Problem to work on =
All of the material below is to be repeated exactly.

Given entries =
= = = = = = =
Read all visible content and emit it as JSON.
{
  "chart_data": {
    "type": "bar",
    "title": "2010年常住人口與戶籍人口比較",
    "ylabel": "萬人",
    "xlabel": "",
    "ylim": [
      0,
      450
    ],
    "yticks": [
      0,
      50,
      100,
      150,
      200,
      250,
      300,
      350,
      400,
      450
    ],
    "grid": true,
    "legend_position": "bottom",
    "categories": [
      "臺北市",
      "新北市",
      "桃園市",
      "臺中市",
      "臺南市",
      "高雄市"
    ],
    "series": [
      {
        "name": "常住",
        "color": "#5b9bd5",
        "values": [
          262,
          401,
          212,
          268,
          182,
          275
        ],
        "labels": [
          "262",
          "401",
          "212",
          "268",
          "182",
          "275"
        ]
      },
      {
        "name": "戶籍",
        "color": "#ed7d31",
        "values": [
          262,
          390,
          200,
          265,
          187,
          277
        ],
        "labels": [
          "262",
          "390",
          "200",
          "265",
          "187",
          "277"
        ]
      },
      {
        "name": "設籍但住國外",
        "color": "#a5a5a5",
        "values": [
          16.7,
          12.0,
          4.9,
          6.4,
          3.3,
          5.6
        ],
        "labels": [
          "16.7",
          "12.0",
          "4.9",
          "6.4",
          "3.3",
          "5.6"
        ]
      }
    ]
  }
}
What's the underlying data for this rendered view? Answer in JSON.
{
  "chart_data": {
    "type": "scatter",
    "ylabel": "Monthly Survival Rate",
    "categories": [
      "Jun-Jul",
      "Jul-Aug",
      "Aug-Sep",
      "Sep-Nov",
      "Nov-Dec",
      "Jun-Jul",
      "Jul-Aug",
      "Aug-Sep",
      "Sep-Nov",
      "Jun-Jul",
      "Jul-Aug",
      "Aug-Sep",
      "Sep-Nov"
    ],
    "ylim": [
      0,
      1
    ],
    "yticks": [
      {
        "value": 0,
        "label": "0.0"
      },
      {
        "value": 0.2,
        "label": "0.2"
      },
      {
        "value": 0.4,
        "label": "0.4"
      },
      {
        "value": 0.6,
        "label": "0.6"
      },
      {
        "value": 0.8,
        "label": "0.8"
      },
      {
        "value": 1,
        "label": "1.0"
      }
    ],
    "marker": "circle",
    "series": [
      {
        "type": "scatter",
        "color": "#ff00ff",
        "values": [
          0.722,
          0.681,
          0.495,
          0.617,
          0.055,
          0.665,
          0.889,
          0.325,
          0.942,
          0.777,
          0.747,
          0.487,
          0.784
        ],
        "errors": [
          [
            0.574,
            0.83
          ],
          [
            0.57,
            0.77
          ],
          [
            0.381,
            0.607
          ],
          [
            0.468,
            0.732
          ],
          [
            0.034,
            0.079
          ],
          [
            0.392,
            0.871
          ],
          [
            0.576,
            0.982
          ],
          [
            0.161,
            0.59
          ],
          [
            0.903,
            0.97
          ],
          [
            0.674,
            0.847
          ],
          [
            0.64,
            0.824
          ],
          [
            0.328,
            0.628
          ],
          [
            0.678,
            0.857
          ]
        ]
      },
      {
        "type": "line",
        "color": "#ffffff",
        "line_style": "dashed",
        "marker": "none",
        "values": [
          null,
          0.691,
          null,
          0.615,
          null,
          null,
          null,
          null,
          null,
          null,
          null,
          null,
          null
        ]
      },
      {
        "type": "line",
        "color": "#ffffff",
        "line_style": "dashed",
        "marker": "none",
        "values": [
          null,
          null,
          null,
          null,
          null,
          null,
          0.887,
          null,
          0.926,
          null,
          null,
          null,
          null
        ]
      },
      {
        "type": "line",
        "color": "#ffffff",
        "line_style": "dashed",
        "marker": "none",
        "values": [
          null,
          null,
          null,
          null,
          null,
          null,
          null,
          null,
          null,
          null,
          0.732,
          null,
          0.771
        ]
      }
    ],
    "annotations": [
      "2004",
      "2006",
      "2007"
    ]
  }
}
= = = = = = =
Response to this task =
Read all visible content and emit it as JSON.
{
  "chart_data": {
    "type": "bar",
    "title": "2010年常住人口與戶籍人口比較",
    "ylabel": "萬人",
    "xlabel": "",
    "ylim": [
      0,
      450
    ],
    "yticks": [
      0,
      50,
      100,
      150,
      200,
      250,
      300,
      350,
      400,
      450
    ],
    "grid": true,
    "legend_position": "bottom",
    "categories": [
      "臺北市",
      "新北市",
      "桃園市",
      "臺中市",
      "臺南市",
      "高雄市"
    ],
    "series": [
      {
        "name": "常住",
        "color": "#5b9bd5",
        "values": [
          262,
          401,
          212,
          268,
          182,
          275
        ],
        "labels": [
          "262",
          "401",
          "212",
          "268",
          "182",
          "275"
        ]
      },
      {
        "name": "戶籍",
        "color": "#ed7d31",
        "values": [
          262,
          390,
          200,
          265,
          187,
          277
        ],
        "labels": [
          "262",
          "390",
          "200",
          "265",
          "187",
          "277"
        ]
      },
      {
        "name": "設籍但住國外",
        "color": "#a5a5a5",
        "values": [
          16.7,
          12.0,
          4.9,
          6.4,
          3.3,
          5.6
        ],
        "labels": [
          "16.7",
          "12.0",
          "4.9",
          "6.4",
          "3.3",
          "5.6"
        ]
      }
    ]
  }
}
What's the underlying data for this rendered view? Answer in JSON.
{
  "chart_data": {
    "type": "scatter",
    "ylabel": "Monthly Survival Rate",
    "categories": [
      "Jun-Jul",
      "Jul-Aug",
      "Aug-Sep",
      "Sep-Nov",
      "Nov-Dec",
      "Jun-Jul",
      "Jul-Aug",
      "Aug-Sep",
      "Sep-Nov",
      "Jun-Jul",
      "Jul-Aug",
      "Aug-Sep",
      "Sep-Nov"
    ],
    "ylim": [
      0,
      1
    ],
    "yticks": [
      {
        "value": 0,
        "label": "0.0"
      },
      {
        "value": 0.2,
        "label": "0.2"
      },
      {
        "value": 0.4,
        "label": "0.4"
      },
      {
        "value": 0.6,
        "label": "0.6"
      },
      {
        "value": 0.8,
        "label": "0.8"
      },
      {
        "value": 1,
        "label": "1.0"
      }
    ],
    "marker": "circle",
    "series": [
      {
        "type": "scatter",
        "color": "#ff00ff",
        "values": [
          0.722,
          0.681,
          0.495,
          0.617,
          0.055,
          0.665,
          0.889,
          0.325,
          0.942,
          0.777,
          0.747,
          0.487,
          0.784
        ],
        "errors": [
          [
            0.574,
            0.83
          ],
          [
            0.57,
            0.77
          ],
          [
            0.381,
            0.607
          ],
          [
            0.468,
            0.732
          ],
          [
            0.034,
            0.079
          ],
          [
            0.392,
            0.871
          ],
          [
            0.576,
            0.982
          ],
          [
            0.161,
            0.59
          ],
          [
            0.903,
            0.97
          ],
          [
            0.674,
            0.847
          ],
          [
            0.64,
            0.824
          ],
          [
            0.328,
            0.628
          ],
          [
            0.678,
            0.857
          ]
        ]
      },
      {
        "type": "line",
        "color": "#ffffff",
        "line_style": "dashed",
        "marker": "none",
        "values": [
          null,
          0.691,
          null,
          0.615,
          null,
          null,
          null,
          null,
          null,
          null,
          null,
          null,
          null
        ]
      },
      {
        "type": "line",
        "color": "#ffffff",
        "line_style": "dashed",
        "marker": "none",
        "values": [
          null,
          null,
          null,
          null,
          null,
          null,
          0.887,
          null,
          0.926,
          null,
          null,
          null,
          null
        ]
      },
      {
        "type": "line",
        "color": "#ffffff",
        "line_style": "dashed",
        "marker": "none",
        "values": [
          null,
          null,
          null,
          null,
          null,
          null,
          null,
          null,
          null,
          null,
          0.732,
          null,
          0.771
        ]
      }
    ],
    "annotations": [
      "2004",
      "2006",
      "2007"
    ]
  }
}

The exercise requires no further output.